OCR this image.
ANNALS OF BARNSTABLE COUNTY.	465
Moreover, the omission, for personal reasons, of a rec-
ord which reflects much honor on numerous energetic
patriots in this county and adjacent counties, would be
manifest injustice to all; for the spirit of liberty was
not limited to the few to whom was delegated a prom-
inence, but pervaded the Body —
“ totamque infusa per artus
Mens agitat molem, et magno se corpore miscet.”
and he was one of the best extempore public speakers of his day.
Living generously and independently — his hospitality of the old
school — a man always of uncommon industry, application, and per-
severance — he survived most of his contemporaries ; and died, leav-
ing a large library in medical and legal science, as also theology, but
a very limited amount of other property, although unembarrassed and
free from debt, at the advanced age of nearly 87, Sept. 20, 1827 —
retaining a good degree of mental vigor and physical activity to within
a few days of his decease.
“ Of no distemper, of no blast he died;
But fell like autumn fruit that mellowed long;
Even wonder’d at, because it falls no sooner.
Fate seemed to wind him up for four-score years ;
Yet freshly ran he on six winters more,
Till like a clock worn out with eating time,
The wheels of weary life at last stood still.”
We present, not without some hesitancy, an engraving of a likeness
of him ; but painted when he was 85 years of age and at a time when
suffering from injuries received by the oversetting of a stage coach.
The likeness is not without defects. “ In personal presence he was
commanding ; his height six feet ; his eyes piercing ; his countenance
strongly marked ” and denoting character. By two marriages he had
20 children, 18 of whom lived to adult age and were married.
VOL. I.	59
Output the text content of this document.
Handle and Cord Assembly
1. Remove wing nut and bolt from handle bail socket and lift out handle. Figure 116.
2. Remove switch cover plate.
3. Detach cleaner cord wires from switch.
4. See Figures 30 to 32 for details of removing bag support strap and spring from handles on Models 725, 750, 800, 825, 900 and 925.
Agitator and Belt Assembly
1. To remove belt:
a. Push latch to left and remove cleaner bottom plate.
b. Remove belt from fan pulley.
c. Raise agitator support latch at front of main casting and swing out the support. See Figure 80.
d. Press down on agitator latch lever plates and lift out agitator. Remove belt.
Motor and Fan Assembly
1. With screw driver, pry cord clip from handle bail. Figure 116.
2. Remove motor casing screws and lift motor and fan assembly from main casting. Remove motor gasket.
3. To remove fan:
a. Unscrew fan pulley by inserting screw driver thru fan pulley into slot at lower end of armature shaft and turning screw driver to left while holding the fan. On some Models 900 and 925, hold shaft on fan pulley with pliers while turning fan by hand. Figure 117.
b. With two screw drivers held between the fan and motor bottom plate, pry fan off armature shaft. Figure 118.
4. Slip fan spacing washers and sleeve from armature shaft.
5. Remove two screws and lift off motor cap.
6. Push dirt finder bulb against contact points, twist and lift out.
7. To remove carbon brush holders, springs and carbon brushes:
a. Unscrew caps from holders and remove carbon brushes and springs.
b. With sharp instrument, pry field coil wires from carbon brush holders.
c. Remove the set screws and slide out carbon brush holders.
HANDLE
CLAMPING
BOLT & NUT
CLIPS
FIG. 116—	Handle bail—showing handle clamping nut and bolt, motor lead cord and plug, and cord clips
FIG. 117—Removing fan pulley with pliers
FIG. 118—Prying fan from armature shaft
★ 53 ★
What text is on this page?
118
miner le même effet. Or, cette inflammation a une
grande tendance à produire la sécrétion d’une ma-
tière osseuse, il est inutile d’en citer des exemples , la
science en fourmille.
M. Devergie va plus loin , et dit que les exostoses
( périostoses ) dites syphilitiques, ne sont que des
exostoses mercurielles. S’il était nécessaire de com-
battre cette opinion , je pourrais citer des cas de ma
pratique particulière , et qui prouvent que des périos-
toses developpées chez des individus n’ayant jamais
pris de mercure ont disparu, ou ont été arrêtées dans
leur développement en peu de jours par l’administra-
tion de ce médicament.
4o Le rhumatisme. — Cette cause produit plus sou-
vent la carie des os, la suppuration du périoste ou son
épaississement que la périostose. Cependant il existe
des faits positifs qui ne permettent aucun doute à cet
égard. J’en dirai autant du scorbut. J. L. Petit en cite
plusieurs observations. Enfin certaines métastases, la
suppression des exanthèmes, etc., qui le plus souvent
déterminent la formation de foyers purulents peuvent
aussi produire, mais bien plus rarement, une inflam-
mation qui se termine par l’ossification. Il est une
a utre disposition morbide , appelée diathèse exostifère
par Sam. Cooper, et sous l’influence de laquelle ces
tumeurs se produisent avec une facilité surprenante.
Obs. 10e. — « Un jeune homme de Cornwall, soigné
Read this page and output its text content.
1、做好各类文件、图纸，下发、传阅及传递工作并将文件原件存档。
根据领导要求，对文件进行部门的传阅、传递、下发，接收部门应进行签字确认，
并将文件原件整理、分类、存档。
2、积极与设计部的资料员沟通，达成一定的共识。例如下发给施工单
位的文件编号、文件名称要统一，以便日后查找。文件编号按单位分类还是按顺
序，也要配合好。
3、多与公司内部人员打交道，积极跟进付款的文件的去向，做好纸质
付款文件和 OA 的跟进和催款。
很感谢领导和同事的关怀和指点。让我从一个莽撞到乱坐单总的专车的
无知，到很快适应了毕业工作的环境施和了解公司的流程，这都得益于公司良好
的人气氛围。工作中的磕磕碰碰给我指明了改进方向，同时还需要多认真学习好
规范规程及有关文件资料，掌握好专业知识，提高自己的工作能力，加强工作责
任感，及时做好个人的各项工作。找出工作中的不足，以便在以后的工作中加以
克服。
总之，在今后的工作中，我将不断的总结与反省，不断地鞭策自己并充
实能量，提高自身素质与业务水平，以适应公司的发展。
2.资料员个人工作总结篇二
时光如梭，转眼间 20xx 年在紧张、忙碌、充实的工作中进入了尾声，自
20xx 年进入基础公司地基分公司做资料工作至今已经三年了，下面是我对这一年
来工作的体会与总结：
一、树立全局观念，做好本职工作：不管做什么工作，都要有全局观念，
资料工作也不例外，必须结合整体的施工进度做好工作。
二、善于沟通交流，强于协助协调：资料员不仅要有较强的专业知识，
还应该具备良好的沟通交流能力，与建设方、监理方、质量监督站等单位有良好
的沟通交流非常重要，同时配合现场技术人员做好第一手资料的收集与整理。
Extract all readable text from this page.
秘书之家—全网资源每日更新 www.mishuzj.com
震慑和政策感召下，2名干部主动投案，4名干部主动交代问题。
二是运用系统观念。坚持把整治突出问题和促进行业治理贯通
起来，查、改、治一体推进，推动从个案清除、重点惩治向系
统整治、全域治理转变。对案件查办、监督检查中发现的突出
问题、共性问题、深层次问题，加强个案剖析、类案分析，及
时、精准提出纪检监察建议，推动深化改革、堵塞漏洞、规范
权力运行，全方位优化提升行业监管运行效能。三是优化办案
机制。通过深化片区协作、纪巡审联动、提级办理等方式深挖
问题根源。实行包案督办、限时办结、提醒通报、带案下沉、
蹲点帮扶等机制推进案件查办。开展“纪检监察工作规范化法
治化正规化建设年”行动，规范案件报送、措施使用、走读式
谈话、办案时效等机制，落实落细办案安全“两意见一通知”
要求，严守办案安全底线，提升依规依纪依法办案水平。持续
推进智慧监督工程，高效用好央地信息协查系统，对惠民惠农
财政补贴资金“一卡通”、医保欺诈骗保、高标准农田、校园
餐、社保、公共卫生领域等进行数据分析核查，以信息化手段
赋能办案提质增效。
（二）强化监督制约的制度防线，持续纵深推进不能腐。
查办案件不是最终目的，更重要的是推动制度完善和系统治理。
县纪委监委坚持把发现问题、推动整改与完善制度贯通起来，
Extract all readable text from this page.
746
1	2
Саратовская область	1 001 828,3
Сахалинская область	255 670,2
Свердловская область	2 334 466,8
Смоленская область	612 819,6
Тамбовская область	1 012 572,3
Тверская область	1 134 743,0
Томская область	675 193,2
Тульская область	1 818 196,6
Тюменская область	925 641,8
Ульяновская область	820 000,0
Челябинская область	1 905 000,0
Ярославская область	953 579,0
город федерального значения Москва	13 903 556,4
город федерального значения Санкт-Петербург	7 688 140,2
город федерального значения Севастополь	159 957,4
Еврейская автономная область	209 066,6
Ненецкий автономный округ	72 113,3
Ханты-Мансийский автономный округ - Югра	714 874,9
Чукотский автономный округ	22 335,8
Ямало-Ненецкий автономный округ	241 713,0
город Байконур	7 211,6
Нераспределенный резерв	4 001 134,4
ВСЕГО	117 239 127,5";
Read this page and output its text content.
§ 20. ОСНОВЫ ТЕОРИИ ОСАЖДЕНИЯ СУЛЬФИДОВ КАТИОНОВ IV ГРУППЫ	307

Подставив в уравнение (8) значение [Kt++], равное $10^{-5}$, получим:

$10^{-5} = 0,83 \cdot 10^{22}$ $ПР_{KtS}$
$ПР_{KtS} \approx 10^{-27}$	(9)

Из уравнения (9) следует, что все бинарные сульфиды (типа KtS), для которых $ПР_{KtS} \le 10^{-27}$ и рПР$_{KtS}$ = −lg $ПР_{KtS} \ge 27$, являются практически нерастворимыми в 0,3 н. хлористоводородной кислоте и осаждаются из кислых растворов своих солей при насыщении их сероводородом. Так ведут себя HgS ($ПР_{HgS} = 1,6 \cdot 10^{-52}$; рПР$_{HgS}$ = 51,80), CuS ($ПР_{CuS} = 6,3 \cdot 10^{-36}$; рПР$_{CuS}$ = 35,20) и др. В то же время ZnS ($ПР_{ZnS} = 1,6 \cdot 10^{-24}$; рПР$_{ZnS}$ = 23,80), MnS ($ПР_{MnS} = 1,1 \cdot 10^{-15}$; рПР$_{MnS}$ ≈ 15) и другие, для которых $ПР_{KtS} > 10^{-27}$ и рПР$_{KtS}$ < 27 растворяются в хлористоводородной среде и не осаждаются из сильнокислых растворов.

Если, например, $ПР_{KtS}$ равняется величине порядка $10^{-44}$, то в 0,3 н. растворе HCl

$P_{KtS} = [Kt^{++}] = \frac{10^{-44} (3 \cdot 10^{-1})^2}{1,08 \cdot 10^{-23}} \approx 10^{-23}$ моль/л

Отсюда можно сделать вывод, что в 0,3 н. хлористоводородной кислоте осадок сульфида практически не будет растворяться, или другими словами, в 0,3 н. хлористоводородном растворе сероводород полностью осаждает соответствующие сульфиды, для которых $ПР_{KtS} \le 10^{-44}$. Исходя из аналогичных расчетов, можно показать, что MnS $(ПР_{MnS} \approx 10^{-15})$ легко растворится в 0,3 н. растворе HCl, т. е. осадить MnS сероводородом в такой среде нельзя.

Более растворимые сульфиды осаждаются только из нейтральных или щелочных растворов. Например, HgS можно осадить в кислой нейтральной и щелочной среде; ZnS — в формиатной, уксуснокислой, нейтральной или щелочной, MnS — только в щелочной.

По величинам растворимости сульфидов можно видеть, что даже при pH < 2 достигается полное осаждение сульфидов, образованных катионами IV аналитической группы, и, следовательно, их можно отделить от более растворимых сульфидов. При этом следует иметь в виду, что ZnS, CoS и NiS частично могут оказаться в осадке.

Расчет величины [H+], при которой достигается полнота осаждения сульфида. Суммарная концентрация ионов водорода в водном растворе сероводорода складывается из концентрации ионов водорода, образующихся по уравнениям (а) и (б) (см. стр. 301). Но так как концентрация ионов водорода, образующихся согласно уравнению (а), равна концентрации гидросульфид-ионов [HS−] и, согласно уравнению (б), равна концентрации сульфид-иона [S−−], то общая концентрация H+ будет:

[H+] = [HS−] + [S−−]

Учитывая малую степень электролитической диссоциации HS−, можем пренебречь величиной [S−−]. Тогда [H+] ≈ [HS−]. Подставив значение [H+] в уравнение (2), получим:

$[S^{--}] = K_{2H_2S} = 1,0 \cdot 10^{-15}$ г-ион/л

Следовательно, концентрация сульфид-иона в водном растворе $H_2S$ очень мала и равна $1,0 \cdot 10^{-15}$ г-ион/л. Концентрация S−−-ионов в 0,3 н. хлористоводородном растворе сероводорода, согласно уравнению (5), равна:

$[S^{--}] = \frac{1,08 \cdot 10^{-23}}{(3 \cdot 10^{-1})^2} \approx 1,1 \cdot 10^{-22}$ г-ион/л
◆ ◆ ◆ ◆ ◆ ◆ ◆
# YOUR GOAL:
Count every line of the material above that holds the string "равна", then state only the total.

# WRITTEN ANSWER:
2